--- START Input for this task ---

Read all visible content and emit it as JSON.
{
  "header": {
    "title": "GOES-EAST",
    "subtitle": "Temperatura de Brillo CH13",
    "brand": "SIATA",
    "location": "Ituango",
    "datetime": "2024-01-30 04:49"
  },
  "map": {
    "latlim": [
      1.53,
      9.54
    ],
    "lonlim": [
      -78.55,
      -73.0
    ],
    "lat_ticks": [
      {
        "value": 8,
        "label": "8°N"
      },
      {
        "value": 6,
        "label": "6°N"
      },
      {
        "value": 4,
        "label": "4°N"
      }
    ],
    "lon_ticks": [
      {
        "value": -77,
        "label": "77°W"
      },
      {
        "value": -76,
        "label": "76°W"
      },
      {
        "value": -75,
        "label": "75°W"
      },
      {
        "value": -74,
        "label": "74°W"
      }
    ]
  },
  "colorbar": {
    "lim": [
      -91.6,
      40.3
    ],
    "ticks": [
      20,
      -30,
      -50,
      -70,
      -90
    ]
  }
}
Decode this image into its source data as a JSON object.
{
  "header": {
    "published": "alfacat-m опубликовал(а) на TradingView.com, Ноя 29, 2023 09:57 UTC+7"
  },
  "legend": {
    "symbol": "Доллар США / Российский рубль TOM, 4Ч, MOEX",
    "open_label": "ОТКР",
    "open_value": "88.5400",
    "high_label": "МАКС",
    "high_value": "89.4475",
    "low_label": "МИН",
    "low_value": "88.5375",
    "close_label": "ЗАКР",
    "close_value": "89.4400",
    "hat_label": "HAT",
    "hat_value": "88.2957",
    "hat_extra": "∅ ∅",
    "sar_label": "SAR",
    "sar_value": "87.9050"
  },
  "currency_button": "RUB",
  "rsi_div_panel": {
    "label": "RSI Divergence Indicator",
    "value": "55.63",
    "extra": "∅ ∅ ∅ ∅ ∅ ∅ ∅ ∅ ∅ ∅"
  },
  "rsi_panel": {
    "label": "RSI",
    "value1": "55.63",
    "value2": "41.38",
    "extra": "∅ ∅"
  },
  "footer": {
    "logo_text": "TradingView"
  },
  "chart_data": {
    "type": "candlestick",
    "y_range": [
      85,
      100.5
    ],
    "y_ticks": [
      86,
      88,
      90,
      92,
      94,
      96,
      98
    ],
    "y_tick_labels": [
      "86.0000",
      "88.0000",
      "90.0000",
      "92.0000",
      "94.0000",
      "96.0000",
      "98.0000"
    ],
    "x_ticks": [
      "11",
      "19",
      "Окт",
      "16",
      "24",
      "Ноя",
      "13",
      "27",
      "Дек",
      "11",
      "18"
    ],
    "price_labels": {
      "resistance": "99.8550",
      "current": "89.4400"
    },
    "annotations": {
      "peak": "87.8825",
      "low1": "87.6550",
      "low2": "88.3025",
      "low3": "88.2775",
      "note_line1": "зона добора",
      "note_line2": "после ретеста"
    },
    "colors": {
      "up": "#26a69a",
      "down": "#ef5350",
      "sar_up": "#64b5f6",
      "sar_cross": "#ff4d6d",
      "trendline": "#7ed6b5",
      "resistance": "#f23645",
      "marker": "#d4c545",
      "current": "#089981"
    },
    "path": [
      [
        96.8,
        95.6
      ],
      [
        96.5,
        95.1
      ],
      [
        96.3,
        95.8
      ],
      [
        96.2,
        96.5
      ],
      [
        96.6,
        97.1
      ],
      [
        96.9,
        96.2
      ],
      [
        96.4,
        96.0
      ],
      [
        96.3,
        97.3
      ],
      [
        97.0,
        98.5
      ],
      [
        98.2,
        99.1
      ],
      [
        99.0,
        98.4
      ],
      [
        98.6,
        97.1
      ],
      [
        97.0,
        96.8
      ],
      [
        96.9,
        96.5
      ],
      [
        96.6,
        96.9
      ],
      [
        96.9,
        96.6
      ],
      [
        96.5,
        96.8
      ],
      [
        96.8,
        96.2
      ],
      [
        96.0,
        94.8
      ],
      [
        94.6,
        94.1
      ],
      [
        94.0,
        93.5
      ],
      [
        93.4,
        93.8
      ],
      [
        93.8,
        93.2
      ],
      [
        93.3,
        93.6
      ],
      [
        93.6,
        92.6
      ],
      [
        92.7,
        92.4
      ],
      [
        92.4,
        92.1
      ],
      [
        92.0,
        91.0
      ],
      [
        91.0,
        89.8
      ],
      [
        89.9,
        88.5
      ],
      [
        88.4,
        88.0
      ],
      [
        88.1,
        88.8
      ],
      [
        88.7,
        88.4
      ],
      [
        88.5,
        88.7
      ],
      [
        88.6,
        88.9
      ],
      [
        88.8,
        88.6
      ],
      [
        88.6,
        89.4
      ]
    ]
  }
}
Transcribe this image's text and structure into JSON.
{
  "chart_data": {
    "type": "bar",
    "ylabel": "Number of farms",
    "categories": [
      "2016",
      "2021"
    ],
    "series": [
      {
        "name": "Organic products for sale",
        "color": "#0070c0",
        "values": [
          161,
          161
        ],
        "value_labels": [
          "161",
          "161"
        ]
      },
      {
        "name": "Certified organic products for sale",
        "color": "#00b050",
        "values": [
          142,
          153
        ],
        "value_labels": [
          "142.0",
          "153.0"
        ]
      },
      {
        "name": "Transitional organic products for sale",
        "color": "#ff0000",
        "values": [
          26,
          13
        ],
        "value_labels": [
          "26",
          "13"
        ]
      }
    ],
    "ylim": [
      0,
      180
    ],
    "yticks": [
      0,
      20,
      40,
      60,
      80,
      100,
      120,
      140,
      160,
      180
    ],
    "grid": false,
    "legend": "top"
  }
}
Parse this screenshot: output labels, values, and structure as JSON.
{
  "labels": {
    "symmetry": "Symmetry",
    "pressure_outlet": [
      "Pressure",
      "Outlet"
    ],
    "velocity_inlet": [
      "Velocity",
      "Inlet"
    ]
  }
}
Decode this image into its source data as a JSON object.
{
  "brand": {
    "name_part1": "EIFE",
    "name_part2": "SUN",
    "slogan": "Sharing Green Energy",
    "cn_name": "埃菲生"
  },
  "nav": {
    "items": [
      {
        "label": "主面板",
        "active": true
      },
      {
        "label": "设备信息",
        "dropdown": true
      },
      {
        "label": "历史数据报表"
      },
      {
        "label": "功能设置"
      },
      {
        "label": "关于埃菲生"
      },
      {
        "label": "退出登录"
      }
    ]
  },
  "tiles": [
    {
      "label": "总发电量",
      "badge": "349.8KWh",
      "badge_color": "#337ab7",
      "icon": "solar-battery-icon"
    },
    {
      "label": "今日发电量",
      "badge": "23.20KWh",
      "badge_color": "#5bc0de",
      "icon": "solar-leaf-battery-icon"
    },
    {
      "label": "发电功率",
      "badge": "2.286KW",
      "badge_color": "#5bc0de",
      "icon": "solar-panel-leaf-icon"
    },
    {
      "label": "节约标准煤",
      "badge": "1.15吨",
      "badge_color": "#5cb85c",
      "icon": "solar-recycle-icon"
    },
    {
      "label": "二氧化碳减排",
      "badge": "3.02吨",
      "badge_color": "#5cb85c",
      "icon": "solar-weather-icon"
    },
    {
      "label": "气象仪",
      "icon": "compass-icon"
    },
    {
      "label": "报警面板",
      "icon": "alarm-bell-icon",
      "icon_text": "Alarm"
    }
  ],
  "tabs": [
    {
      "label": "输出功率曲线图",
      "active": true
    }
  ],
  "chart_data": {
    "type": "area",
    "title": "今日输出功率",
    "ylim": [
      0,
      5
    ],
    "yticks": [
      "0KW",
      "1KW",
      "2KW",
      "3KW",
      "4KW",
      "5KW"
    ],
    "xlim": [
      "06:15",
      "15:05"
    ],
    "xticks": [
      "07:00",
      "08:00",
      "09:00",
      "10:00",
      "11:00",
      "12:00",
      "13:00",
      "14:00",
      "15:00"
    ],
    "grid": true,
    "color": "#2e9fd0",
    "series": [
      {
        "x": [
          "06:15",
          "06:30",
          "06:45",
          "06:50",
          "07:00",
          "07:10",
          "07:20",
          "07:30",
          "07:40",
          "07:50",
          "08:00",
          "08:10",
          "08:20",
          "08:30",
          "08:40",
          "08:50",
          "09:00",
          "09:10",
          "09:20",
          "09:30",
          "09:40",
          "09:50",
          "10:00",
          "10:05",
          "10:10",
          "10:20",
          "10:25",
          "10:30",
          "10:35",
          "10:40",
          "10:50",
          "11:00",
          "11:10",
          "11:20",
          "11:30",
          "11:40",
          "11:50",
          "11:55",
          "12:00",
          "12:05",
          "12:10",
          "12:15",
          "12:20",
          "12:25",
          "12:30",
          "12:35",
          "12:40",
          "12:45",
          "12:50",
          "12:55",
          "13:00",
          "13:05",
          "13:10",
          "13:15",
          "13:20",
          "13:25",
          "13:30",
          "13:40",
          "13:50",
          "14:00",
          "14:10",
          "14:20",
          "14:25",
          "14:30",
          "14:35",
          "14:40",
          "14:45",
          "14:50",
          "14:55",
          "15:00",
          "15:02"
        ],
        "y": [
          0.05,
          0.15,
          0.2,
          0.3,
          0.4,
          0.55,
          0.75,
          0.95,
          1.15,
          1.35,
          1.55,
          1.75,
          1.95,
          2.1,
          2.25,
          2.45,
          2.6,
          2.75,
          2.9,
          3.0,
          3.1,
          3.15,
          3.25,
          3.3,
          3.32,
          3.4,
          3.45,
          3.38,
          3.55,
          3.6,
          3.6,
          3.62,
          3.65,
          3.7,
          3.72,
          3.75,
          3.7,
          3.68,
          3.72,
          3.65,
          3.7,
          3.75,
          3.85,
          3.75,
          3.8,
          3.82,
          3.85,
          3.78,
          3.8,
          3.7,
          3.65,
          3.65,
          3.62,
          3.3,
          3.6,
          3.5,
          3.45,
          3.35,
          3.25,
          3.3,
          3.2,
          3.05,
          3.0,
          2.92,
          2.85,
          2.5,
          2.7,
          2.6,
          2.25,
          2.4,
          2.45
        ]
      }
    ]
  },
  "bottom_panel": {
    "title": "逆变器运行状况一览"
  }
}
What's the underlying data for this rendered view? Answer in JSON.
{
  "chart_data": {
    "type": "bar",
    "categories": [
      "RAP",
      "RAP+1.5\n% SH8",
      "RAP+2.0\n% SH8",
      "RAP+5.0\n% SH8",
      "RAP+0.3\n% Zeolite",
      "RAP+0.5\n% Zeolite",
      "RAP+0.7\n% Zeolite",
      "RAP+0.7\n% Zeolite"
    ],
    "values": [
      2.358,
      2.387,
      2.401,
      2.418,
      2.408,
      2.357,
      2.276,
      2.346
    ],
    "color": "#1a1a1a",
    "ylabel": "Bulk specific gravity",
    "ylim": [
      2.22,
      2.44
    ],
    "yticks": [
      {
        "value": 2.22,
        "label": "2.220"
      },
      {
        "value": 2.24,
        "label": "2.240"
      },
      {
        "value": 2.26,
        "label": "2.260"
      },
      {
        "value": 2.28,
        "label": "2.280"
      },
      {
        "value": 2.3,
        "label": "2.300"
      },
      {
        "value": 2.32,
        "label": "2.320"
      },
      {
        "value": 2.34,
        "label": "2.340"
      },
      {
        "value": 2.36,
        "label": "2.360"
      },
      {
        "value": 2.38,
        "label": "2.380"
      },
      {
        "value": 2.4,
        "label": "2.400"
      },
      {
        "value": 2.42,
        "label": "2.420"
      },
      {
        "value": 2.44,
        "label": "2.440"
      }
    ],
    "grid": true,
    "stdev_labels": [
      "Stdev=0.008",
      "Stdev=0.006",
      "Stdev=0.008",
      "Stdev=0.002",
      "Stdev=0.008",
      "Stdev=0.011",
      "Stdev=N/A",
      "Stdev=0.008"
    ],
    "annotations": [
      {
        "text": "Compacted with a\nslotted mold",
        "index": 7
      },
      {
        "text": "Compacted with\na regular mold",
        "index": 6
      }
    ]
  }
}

--- END Input for this task ---

### Problem statement
Search the data for the string "type". List each line that has it.

### Expected answer
    "type": "candlestick",
    "type": "bar",
    "type": "area",
    "type": "bar",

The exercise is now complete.